/---

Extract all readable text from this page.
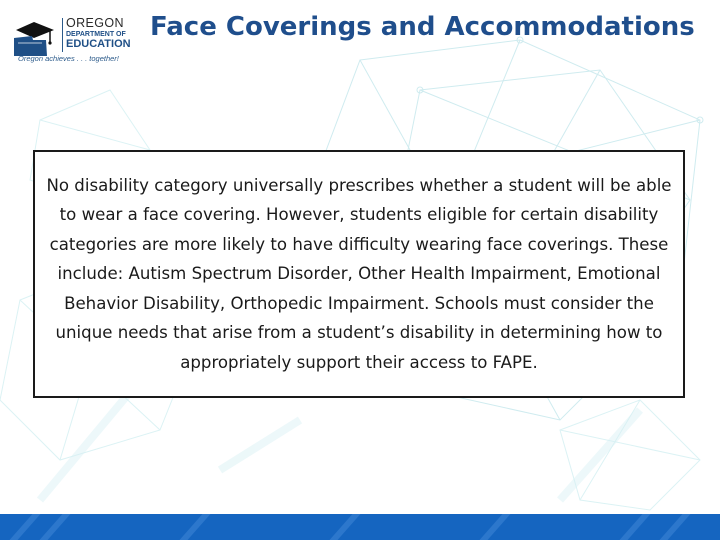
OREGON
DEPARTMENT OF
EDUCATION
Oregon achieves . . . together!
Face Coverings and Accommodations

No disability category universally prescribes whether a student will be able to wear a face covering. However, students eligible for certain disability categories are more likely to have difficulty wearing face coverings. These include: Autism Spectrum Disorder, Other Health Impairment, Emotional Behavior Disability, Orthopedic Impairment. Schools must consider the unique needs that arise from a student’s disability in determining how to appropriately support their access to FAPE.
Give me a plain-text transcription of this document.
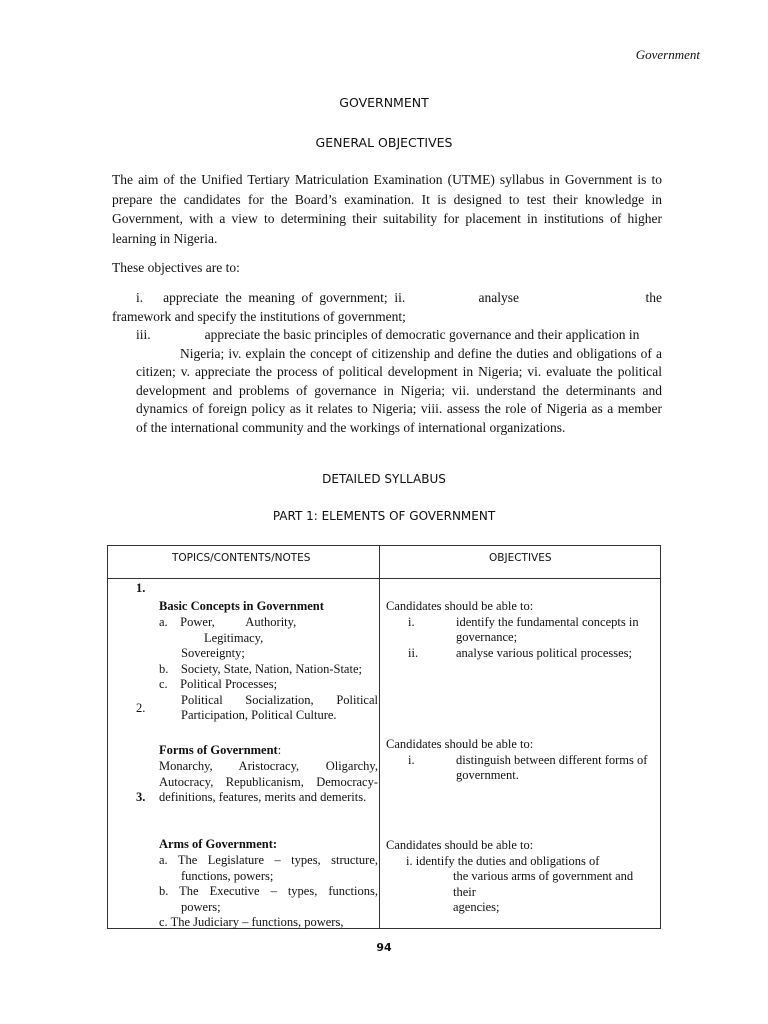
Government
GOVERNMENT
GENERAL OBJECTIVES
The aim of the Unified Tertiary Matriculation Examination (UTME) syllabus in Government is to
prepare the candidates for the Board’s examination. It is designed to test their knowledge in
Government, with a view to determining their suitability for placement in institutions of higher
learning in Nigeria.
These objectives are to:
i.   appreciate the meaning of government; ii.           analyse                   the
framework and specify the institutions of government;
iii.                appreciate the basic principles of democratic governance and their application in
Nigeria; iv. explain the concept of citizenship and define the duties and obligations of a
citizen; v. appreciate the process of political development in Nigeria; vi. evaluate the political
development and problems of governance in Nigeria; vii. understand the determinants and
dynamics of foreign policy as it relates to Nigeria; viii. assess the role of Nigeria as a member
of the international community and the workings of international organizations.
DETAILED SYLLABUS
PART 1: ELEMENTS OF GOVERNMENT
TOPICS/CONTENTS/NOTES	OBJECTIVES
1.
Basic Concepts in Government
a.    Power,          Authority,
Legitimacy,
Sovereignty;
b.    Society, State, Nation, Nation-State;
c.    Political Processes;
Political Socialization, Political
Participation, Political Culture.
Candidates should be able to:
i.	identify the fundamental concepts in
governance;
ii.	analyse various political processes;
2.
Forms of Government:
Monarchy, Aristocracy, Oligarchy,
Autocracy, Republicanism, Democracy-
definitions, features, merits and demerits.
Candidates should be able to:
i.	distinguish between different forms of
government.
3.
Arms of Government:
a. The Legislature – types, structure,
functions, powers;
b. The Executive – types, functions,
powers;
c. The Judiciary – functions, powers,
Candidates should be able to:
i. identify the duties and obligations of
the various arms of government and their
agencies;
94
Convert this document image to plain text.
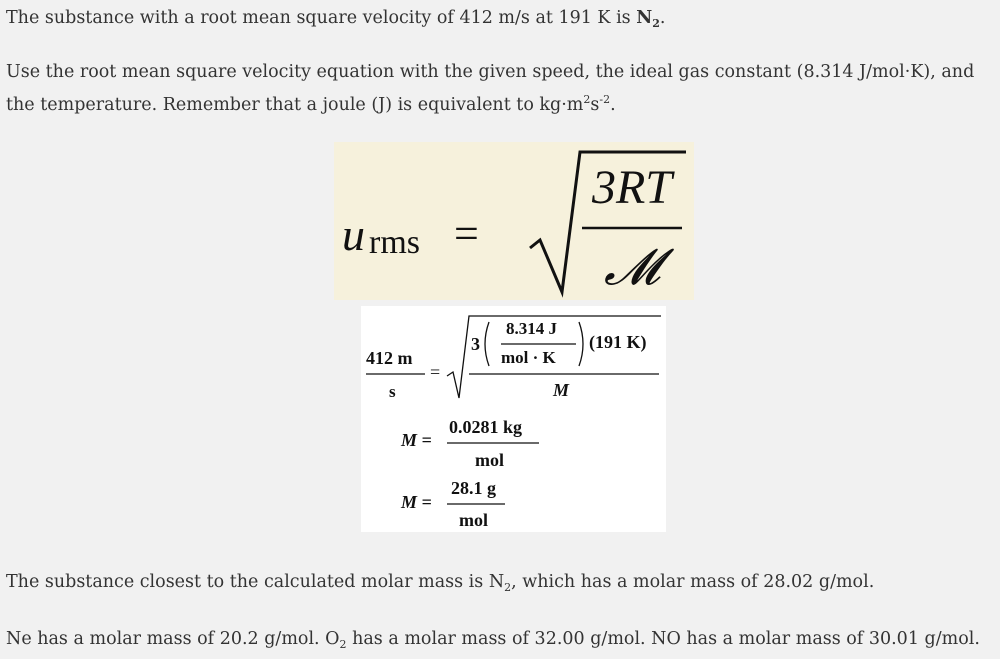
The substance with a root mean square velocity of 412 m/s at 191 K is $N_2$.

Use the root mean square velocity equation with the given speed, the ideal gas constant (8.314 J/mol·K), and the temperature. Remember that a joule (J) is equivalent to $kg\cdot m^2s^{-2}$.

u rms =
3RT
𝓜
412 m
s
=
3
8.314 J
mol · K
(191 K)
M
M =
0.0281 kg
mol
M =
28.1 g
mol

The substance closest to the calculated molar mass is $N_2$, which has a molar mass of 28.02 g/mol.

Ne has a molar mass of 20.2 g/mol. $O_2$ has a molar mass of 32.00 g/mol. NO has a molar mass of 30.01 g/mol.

\---

● **YOUR INSTRUCTIONS**: From the data, collect all lines where the string "analyse" appears.

● **ANSWER TO THIS TASK**:
i.   appreciate the meaning of government; ii.           analyse                   the
ii.	analyse various political processes;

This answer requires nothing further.